*TEXTE DU DOCUMENT*.
Du maintien à domicile au soutien par des équipes plus autonomes
Prendre soin des plus fragiles demande de l’adaptabilité, une grande polyvalence, de bonnes conditions physiques et psychologiques, de l’organisation et une grande capacité d’écoute et d’empathie. Mais comme ce sont les personnes en situation d’emploi les plus précaires qui se tournent vers ses métiers « faute de mieux », c’est le projet de société d’accompagnement des plus fragiles qui ne cesse de se fissurer. Comment faire face ?
Par la formation qui se consolide par du travail en équipe et un management de confiance. Ce sont les perspectives d’évolutions de carrière et les vigilances quant à l’épuisement et aux usures qu’il faut asseoir lors des entretiens professionnels et les plans de formation. Cette dynamique est facilitée par des ponts qui donnent accès à la mobilité et qui peuvent être aussi une reconnaissance des glissements de tâches qui sont fréquentes et qui nourrissent l’insatisfaction et la non-reconnaissance.
C’est par la responsabilisation de professionnels compétents, appuyés par un management qui porte et valorise l’autonomie de petites équipes territorialisées, complémentaires et solidaires que l’enrichissement des métiers a lieu. Il part aussi des profils d’intervenants d’aujourd’hui et de demain qui appartiennent souvent aux générations Y et Z qui ne se satisferont pas des conditions de travail actuelles. La « bientraitance » est facilitée, particulièrement lors de la prise de poste, par des interventions en binômes et des formations courtes qui répondent aux inquiétudes et visent ainsi à freiner les abandons de postes fréquents.
Ce travail en équipe pluriprofessionnelles indispensable aux professionnels trop esseulés à domicile fissure la coupure hiérarchique entre le social et le médical et se base alors sur la complémentarité des métiers au service du plan d’accompagnement global. C’est complexe car c’est tout un mode de fonctionnement hiérarchique intériorisé qui est questionné et qui nécessite donc des ajustements réguliers. La suspension de la réforme des services autonomie à domicile qui visait à offrir une meilleure complémentarité et collaboration entre le social (SAAD) et le médical (SIAD) autour d’un « guichet unique » pour les usagers n’est sans doute pas une bonne nouvelle.

*CONSIGNES*.
1 - Résumez en deux phrases le texte sur le maintien à domicile des plus fragiles.
2 - Poursuivez, s'il vous plaît, le texte sur le maintien à domicile des plus fragiles après sa dernière phrase.

*DONNÉES FOURNIES*.

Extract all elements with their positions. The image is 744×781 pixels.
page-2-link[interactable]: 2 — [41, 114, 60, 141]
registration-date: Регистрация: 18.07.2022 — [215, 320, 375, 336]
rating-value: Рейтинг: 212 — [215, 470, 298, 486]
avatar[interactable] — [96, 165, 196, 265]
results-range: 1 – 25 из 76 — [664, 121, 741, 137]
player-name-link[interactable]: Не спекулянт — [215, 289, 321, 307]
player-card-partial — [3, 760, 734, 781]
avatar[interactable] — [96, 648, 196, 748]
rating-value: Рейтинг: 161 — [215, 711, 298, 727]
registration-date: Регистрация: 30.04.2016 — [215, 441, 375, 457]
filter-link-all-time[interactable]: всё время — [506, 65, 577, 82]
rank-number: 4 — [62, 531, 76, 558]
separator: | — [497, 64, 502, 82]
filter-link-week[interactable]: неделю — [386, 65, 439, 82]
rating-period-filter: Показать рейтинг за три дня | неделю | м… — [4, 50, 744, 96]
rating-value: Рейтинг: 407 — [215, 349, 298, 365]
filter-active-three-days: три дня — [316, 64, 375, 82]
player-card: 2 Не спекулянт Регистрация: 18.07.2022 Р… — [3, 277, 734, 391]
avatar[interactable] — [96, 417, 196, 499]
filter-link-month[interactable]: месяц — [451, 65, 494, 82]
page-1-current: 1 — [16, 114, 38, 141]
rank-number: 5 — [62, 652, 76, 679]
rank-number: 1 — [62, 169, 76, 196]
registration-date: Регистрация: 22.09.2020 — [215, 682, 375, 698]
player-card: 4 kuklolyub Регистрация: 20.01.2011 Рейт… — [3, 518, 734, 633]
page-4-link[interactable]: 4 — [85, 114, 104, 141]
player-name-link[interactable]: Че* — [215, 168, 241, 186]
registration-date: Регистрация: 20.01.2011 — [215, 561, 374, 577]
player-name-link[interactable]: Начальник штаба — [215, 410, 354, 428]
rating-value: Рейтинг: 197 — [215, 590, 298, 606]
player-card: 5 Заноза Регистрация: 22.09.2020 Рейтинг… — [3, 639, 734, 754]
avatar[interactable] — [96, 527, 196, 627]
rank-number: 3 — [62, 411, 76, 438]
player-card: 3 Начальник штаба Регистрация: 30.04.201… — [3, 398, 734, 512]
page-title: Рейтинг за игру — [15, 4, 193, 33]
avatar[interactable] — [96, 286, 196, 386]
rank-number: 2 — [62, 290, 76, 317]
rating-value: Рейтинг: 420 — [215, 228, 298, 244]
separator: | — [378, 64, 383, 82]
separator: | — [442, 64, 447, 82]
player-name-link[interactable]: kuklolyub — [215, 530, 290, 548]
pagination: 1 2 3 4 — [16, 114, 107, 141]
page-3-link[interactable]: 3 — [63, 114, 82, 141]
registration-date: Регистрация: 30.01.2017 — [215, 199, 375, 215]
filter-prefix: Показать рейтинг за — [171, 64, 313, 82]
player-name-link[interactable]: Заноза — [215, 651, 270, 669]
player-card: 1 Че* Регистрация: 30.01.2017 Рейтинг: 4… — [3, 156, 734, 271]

*RÉPONSES FOURNIES*.
1 - Les métiers du soin aux plus fragiles sont exigeants, mais ce sont surtout des personnes en situation d'emploi précaire qui s'y tournent « faute de mieux », si bien que le projet de société d'accompagnement des plus fragiles se fissure. Le texte propose d'y répondre par la formation, le travail en équipe et un management de confiance qui valorise l'autonomie de petites équipes territorialisées, et il juge que la suspension de la réforme des services autonomie à domicile, censée rapprocher le social et le médical, n'est sans doute pas une bonne nouvelle.

2 -
C’est faciliter une plus grande autonomie dans la gestion de leur planning plutôt qu’un saucissonnage à la tâche et uniformisé : une enveloppe temps mensuelle permettrait une adaptation aux besoins réels de la personne accompagnée et de ses proches.
Un renforcement des démarches qualité doit améliorer les compétences et freiner le « toujours plus » pour ne pas perdre le « client » et qui conduit à une pression sur les professionnels pour exécuter des tâches ne relevant pas de leurs missions... jusqu’au déblocage des moyens à la hauteur des priorités nationales et des souhaits des personnes d’être « soutenues » chez elles. La qualification nourrit la responsabilisation et une réorganisation.
Sans transformations du maintien à domicile, ce sont des lieux d’enfermement et de mort sociale que l’on développe et non des lieux de vie. La confrontation continue au handicap, à la vieillesse, à la maladie, aux odeurs et à la mort interroge ce qu’est accompagner et plus largement les valeurs sociétales de la solidarité et de la bienveillance. Mais dans un contexte d’économies budgétaires, les inquiétudes croissent.